• Do this:
Some lines in the records below may hold the word "building"; give the number of those lines and nothing else.

• Given records:
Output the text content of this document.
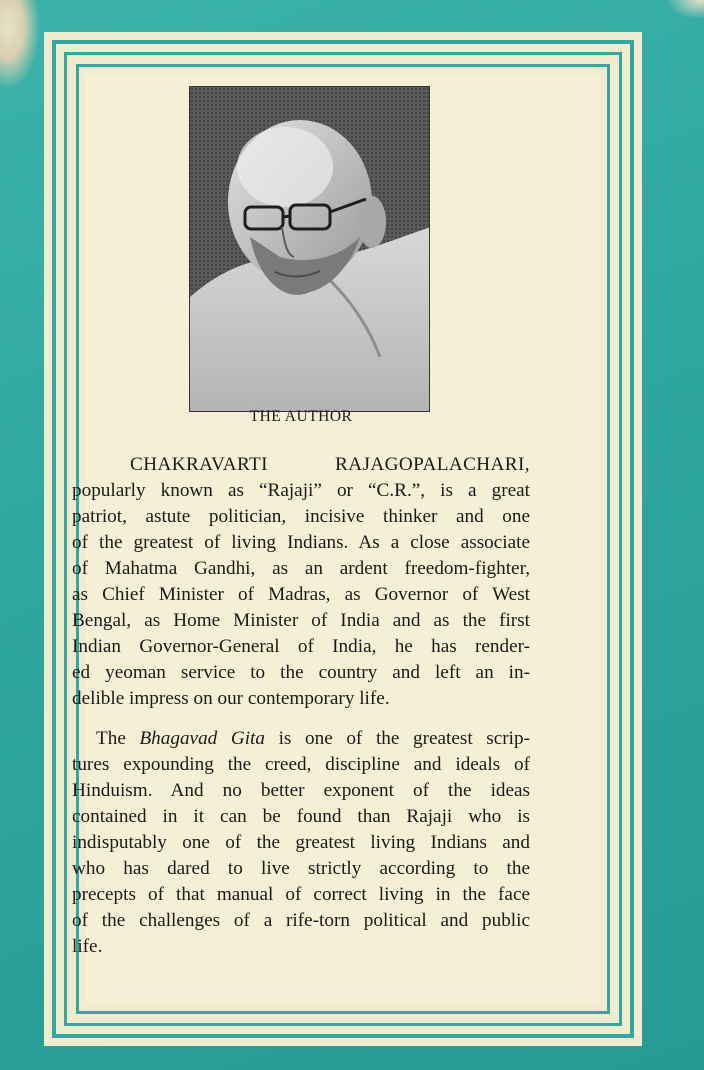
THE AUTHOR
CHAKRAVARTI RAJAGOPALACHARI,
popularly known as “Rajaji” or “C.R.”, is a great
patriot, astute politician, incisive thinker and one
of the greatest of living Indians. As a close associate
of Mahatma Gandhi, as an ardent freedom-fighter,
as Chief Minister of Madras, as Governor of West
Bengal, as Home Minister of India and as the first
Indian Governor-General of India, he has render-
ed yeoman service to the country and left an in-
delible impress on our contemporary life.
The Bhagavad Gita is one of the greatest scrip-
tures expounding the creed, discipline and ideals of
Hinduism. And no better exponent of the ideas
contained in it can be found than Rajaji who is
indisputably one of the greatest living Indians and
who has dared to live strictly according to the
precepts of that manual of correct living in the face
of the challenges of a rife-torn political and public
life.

==

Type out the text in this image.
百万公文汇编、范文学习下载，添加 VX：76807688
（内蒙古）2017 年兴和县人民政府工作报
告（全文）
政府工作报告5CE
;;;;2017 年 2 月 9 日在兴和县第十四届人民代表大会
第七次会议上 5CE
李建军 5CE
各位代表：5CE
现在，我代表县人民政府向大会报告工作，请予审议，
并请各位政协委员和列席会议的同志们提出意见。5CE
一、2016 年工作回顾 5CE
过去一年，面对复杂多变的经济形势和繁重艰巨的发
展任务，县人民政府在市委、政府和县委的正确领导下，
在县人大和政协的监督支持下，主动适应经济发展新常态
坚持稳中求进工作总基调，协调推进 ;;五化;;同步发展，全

...

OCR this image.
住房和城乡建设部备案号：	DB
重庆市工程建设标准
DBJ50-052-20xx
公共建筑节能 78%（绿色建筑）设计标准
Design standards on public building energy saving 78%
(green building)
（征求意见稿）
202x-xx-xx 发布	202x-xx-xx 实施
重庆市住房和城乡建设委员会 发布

• Exercise result:
2